Records from a data source:
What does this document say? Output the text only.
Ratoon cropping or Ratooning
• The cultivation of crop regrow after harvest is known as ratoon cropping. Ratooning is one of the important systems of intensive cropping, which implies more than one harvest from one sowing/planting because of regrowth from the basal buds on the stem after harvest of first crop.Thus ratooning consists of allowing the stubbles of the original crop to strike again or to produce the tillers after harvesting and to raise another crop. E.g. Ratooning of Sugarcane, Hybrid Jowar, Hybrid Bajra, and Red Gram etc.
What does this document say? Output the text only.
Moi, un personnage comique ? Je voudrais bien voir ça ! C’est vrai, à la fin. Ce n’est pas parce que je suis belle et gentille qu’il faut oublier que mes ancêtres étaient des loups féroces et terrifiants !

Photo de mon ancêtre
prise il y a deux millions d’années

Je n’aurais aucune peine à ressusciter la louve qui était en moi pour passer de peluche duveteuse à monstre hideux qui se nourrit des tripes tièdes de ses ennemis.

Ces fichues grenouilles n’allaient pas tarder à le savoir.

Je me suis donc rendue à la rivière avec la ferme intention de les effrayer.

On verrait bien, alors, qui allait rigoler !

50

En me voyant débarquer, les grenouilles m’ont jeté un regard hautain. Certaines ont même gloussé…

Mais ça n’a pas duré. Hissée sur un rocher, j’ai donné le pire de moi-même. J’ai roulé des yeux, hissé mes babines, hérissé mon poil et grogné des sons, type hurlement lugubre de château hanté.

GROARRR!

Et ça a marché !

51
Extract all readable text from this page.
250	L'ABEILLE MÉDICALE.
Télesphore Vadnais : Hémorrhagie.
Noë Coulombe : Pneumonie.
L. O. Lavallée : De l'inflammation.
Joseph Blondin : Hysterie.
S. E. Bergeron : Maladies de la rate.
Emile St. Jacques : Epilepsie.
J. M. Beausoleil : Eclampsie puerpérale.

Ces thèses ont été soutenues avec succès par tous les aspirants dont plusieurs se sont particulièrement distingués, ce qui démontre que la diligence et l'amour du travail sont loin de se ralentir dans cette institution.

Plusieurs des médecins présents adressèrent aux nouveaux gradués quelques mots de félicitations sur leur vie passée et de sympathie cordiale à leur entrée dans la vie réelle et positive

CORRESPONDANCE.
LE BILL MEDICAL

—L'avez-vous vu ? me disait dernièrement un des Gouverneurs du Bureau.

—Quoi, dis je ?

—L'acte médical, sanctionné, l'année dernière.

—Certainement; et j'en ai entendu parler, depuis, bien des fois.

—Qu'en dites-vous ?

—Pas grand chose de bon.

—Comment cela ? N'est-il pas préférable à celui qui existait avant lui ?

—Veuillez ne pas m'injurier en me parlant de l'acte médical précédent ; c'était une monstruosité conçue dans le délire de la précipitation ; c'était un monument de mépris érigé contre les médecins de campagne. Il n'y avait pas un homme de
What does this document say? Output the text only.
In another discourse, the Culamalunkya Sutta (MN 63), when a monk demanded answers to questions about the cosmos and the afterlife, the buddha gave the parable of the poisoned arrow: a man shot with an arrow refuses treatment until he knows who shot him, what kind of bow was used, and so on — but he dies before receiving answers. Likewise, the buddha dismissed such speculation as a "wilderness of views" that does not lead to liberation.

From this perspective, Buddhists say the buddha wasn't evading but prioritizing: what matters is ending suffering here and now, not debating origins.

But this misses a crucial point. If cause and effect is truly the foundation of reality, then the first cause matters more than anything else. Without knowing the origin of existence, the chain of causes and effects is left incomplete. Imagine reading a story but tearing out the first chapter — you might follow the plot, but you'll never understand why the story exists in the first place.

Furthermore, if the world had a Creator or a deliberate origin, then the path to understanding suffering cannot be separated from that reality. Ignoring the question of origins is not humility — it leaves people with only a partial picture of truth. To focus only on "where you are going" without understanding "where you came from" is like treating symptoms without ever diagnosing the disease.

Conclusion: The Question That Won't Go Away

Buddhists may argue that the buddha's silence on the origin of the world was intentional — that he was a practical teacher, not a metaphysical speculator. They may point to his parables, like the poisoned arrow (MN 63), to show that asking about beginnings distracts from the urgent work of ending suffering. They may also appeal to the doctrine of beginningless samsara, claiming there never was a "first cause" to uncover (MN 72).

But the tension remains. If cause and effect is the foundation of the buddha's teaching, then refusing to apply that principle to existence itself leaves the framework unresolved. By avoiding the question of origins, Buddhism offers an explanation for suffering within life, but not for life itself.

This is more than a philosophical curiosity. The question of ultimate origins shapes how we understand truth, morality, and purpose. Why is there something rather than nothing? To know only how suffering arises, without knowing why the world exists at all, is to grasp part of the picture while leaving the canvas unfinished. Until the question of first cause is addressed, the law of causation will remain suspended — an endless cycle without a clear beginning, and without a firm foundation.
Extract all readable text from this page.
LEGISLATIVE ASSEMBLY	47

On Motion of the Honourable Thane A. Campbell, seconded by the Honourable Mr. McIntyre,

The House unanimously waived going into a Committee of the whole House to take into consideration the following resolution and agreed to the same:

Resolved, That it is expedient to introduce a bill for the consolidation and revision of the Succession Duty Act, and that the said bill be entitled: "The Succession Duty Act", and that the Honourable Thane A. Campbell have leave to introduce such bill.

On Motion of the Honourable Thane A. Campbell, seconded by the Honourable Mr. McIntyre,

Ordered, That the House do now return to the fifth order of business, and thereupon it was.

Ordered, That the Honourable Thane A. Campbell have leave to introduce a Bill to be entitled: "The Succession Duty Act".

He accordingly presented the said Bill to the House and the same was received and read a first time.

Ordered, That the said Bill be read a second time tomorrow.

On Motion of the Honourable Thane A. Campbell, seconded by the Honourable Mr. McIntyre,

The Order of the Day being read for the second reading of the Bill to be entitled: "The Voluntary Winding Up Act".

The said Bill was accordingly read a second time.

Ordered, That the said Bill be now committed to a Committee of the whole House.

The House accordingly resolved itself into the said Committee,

The problem: Search the data above for the string "accordingly" and copy each line that has it.

Answer to this problem:
He accordingly presented the said Bill to the House and the same was received and read a first time.
The said Bill was accordingly read a second time.
The House accordingly resolved itself into the said Committee,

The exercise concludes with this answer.